Search the data for the word "name" and copy every line that contains it.

Extracts from a graphics dataset
***

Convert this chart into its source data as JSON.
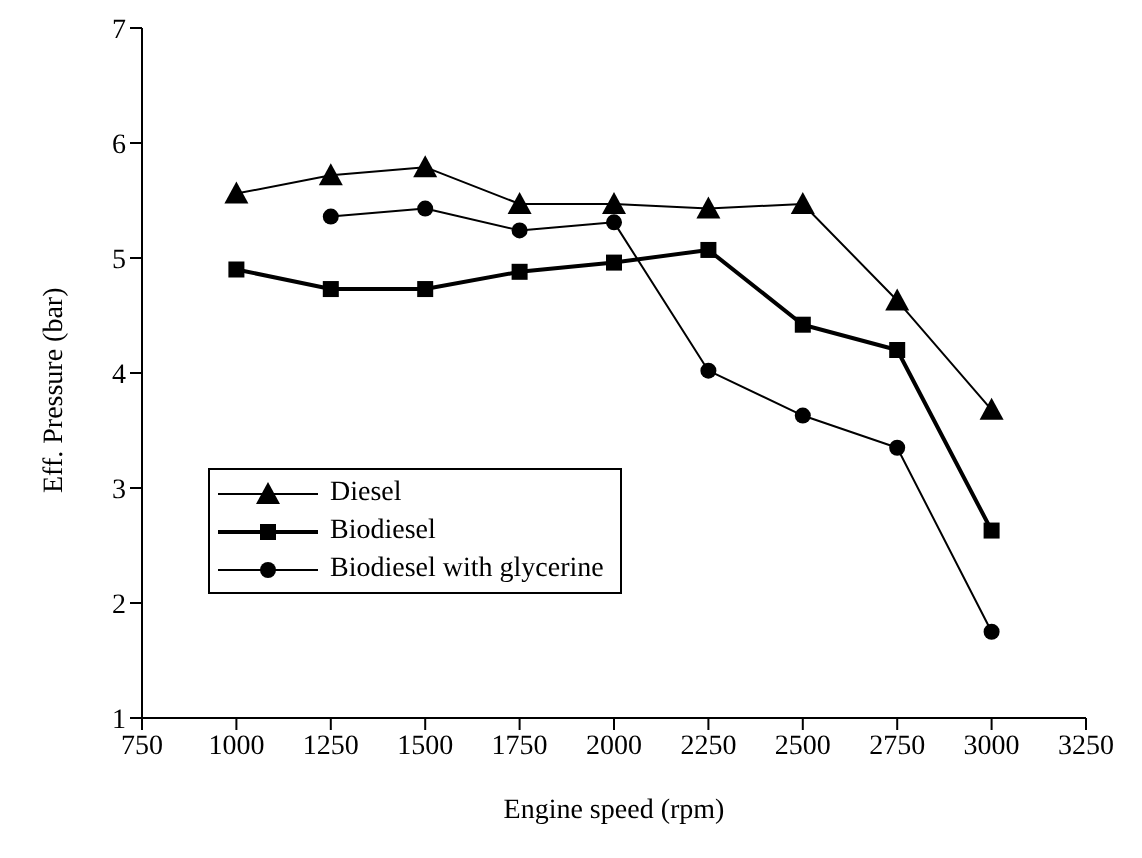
{
  "chart_data": {
    "type": "line",
    "xlabel": "Engine speed (rpm)",
    "ylabel": "Eff. Pressure (bar)",
    "x": [
      1000,
      1250,
      1500,
      1750,
      2000,
      2250,
      2500,
      2750,
      3000
    ],
    "series": [
      {
        "name": "Diesel",
        "color": "#000000",
        "marker": "triangle",
        "values": [
          5.56,
          5.72,
          5.79,
          5.47,
          5.47,
          5.43,
          5.47,
          4.63,
          3.68
        ]
      },
      {
        "name": "Biodiesel",
        "color": "#000000",
        "marker": "square",
        "values": [
          4.9,
          4.73,
          4.73,
          4.88,
          4.96,
          5.07,
          4.42,
          4.2,
          2.63
        ]
      },
      {
        "name": "Biodiesel with glycerine",
        "color": "#000000",
        "marker": "circle",
        "values": [
          null,
          5.36,
          5.43,
          5.24,
          5.31,
          4.02,
          3.63,
          3.35,
          1.75
        ]
      }
    ],
    "xlim": [
      750,
      3250
    ],
    "xticks": [
      750,
      1000,
      1250,
      1500,
      1750,
      2000,
      2250,
      2500,
      2750,
      3000,
      3250
    ],
    "ylim": [
      1,
      7
    ],
    "yticks": [
      1,
      2,
      3,
      4,
      5,
      6,
      7
    ],
    "grid": false,
    "legend": "bottom left",
    "line_style": "solid"
  }
}
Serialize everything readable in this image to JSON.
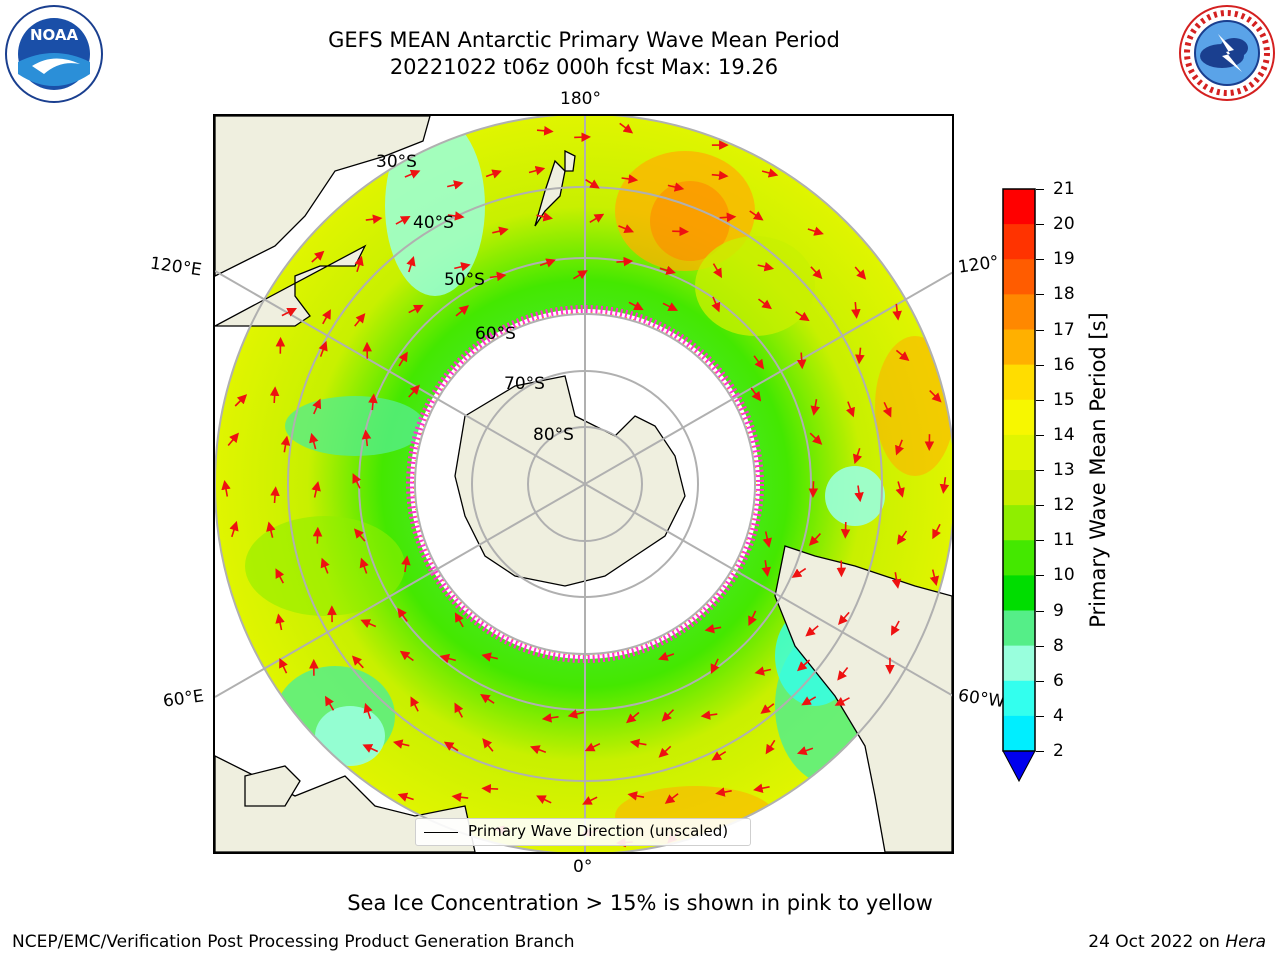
{
  "title": {
    "line1": "GEFS MEAN Antarctic Primary Wave Mean Period",
    "line2": "20221022 t06z 000h fcst   Max: 19.26"
  },
  "logos": {
    "left_text": "NOAA",
    "right_text": "NATIONAL WEATHER SERVICE"
  },
  "map": {
    "projection": "south-polar-stereographic",
    "longitude_labels": {
      "top": "180°",
      "bottom": "0°",
      "left_upper": "120°E",
      "left_lower": "60°E",
      "right_upper": "120°",
      "right_lower": "60°W"
    },
    "latitude_labels": [
      "30°S",
      "40°S",
      "50°S",
      "60°S",
      "70°S",
      "80°S"
    ],
    "land_color": "#efefdf",
    "ice_color": "#ff33cc",
    "arrow_color": "#ee1111"
  },
  "legend": {
    "label": "Primary Wave Direction (unscaled)"
  },
  "colorbar": {
    "label": "Primary Wave Mean Period [s]",
    "ticks": [
      "21",
      "20",
      "19",
      "18",
      "17",
      "16",
      "15",
      "14",
      "13",
      "12",
      "11",
      "10",
      "9",
      "8",
      "6",
      "4",
      "2"
    ],
    "colors": [
      "#ff0000",
      "#ff3300",
      "#ff5c00",
      "#ff8800",
      "#ffb000",
      "#ffdd00",
      "#f7f700",
      "#e0f500",
      "#c8f000",
      "#8fee00",
      "#44e800",
      "#00dd00",
      "#55ee88",
      "#99ffdd",
      "#33ffee",
      "#00eeff",
      "#00aaff",
      "#0066ff"
    ],
    "extend_color": "#0000ee"
  },
  "notes": {
    "sea_ice": "Sea Ice Concentration > 15% is shown in pink to yellow"
  },
  "footer": {
    "left": "NCEP/EMC/Verification Post Processing Product Generation Branch",
    "right_date": "24 Oct 2022 on ",
    "right_host": "Hera"
  }
}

***

FINAL RESULT
        "name": "Diesel",
        "name": "Biodiesel",
        "name": "Biodiesel with glycerine",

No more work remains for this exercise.